[Figure contents as structured data]

===

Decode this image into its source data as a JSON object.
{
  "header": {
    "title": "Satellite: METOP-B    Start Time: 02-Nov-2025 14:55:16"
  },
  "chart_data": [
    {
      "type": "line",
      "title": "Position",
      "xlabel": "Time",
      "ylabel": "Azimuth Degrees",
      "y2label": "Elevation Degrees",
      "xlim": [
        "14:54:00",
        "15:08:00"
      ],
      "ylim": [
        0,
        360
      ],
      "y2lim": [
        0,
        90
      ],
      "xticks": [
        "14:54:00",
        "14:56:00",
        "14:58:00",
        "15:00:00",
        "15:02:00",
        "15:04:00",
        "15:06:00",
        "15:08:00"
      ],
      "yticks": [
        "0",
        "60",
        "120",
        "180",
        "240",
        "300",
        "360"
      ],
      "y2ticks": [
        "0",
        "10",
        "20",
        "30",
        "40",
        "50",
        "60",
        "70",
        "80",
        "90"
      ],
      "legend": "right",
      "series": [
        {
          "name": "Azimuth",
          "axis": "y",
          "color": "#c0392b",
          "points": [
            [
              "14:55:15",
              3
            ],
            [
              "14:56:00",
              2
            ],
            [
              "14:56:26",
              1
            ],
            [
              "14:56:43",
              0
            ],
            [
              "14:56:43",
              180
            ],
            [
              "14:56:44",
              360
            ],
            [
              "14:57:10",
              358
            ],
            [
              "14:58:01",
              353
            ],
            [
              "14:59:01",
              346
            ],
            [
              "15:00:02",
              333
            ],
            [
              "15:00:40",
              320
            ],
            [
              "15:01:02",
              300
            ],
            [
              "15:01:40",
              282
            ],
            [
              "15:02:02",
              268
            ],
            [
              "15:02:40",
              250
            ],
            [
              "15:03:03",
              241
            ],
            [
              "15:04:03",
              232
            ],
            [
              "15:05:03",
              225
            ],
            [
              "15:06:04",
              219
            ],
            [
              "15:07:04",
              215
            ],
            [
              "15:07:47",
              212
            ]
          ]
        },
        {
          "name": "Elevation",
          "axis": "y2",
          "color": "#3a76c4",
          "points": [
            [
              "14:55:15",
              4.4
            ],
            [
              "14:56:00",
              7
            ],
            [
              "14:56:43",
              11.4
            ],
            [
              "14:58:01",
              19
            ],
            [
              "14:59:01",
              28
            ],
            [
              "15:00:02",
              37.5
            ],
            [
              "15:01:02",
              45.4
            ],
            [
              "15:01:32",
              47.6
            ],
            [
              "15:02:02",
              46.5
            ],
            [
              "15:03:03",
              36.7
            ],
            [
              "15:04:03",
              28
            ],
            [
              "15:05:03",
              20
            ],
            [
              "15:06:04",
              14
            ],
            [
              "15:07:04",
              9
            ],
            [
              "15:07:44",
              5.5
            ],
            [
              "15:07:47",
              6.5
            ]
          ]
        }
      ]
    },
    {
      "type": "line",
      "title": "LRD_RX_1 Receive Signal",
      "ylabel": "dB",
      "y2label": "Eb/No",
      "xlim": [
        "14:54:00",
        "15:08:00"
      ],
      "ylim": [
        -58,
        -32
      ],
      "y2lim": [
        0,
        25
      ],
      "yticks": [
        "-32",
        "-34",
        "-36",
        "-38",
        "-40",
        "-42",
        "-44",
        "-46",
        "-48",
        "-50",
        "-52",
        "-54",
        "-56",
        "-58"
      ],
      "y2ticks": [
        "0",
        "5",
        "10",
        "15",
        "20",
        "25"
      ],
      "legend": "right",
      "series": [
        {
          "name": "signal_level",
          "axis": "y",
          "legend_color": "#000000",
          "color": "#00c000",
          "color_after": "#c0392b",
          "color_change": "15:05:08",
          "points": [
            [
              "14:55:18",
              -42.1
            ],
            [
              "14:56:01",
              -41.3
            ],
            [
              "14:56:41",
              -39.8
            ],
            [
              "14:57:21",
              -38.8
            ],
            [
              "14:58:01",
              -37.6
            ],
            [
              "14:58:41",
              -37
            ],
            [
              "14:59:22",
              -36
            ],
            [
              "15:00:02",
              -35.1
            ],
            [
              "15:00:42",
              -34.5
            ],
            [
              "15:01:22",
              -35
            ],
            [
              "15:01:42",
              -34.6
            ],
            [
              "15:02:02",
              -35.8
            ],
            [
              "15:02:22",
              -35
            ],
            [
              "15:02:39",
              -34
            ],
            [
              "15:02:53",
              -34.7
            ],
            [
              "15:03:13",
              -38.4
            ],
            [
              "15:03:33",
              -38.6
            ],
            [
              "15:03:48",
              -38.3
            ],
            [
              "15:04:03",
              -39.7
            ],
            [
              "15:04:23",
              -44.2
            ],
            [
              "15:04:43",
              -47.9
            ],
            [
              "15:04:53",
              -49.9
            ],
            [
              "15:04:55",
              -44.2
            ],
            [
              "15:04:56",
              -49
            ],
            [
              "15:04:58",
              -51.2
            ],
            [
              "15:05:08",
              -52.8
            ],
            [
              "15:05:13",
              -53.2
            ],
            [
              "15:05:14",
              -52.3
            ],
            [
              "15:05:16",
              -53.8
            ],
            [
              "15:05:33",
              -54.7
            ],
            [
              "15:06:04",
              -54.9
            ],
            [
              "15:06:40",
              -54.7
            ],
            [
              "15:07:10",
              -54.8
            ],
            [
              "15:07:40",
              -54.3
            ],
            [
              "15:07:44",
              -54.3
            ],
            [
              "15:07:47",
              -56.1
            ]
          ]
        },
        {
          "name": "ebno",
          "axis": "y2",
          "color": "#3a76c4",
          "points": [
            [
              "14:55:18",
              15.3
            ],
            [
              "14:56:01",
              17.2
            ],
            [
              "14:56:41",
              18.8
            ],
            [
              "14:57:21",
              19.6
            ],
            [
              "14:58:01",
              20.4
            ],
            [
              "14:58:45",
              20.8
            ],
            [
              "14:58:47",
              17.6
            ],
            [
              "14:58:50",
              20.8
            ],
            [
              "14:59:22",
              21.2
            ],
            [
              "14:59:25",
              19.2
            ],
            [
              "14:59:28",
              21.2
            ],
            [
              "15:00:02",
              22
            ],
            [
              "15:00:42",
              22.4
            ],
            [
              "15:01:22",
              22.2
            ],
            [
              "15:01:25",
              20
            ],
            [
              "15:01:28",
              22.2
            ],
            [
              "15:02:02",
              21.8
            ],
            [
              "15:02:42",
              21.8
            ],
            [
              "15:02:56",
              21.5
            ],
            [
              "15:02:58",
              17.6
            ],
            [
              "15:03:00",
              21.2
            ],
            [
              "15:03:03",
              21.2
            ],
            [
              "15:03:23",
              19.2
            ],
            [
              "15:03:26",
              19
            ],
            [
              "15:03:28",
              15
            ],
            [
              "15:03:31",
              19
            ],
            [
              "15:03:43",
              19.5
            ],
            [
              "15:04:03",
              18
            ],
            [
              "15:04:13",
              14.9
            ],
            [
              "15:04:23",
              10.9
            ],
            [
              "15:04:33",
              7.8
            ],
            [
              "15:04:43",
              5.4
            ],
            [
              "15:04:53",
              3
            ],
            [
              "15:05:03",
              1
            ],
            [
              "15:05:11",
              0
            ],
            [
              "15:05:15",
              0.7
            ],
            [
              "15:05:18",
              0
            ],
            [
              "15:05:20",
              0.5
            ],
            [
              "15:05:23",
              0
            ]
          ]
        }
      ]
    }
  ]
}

===

● The task
Which lines of the data include "name"? Copy each of them.

● Exercise response
          "name": "Azimuth",
          "name": "Elevation",
          "name": "signal_level",
          "name": "ebno",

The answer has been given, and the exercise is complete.